EXERCISE
Work out how many lines of the records hold the string "object", and reply with that number alone.

(Records from a data source)
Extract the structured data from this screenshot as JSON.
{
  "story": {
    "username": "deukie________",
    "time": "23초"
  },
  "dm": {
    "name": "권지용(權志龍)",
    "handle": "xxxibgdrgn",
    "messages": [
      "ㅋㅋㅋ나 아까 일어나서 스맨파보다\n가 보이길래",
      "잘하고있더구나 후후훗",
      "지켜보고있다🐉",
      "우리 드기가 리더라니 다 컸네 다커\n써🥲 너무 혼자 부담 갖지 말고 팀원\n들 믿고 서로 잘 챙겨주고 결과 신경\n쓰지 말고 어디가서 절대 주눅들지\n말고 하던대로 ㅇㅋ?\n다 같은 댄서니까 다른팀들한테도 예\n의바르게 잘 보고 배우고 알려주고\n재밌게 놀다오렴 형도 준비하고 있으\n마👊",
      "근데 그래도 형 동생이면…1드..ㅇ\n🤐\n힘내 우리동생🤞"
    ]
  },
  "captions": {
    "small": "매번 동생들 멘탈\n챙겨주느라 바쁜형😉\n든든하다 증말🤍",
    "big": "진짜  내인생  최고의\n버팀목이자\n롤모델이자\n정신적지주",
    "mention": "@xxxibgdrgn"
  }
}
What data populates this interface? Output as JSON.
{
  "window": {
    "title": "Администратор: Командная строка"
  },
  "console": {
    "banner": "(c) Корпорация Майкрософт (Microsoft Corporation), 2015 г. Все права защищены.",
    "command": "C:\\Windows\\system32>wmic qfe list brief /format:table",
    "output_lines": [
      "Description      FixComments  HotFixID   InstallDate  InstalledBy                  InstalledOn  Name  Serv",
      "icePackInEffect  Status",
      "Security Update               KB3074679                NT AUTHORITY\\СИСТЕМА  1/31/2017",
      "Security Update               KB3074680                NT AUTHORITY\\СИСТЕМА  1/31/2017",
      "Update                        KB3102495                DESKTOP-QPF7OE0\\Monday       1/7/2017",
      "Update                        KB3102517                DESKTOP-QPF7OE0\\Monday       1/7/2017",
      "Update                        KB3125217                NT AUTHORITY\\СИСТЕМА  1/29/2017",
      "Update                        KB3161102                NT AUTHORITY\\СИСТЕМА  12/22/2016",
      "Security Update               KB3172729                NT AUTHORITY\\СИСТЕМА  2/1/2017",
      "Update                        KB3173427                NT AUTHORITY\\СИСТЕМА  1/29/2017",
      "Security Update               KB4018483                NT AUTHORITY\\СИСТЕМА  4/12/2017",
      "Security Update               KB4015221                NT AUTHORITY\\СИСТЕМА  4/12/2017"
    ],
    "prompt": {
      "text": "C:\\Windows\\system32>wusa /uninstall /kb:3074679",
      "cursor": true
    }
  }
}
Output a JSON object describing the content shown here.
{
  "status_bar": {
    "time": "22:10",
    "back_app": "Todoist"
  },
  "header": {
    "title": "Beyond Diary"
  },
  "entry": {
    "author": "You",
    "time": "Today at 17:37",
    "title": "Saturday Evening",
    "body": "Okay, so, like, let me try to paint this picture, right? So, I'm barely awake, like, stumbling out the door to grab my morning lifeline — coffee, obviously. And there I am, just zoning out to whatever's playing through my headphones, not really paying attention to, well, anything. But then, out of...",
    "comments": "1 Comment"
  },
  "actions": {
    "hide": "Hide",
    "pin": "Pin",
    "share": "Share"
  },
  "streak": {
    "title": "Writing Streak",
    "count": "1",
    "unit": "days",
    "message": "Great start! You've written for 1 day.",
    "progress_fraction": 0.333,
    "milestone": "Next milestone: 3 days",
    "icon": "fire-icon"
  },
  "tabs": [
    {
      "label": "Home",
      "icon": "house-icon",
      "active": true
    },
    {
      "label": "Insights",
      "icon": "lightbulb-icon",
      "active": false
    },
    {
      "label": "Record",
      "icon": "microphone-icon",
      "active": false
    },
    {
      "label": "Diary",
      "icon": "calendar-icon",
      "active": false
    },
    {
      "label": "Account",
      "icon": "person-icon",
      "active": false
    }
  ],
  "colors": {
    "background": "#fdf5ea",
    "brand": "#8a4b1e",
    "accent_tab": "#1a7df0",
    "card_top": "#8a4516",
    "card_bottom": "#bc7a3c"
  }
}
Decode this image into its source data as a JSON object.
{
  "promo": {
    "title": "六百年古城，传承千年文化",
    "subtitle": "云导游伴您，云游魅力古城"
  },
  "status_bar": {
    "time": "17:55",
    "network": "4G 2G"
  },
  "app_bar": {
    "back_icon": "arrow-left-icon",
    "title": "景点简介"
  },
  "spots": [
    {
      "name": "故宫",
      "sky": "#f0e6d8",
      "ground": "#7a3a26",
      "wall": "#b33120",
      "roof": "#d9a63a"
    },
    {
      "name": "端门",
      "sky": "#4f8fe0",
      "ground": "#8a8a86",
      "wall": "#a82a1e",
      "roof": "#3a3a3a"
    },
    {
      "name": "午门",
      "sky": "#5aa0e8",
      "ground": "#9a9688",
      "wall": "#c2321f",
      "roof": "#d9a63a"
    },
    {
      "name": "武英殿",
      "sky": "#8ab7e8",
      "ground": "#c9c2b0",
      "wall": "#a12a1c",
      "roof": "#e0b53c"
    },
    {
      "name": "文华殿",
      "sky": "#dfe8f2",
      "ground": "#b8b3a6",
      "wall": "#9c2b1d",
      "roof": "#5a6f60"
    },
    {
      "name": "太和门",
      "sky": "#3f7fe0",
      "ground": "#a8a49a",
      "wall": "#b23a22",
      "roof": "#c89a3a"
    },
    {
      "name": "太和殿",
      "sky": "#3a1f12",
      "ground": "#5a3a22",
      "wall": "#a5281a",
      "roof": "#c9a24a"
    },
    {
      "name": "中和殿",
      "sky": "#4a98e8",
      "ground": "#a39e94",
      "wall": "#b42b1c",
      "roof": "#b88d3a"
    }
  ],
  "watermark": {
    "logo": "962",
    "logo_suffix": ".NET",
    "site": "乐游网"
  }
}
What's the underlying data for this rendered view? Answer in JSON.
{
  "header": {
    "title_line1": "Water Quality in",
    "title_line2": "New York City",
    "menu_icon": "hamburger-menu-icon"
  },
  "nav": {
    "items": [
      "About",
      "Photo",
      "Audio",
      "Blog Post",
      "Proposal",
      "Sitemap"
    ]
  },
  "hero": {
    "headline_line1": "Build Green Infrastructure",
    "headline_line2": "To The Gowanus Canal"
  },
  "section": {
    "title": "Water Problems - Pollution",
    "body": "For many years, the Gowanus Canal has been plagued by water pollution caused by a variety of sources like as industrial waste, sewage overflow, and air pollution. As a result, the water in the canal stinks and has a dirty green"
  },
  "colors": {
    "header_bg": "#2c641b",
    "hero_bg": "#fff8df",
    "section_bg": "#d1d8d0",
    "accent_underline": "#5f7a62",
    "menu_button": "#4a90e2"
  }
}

RESULT OF THE TASK
2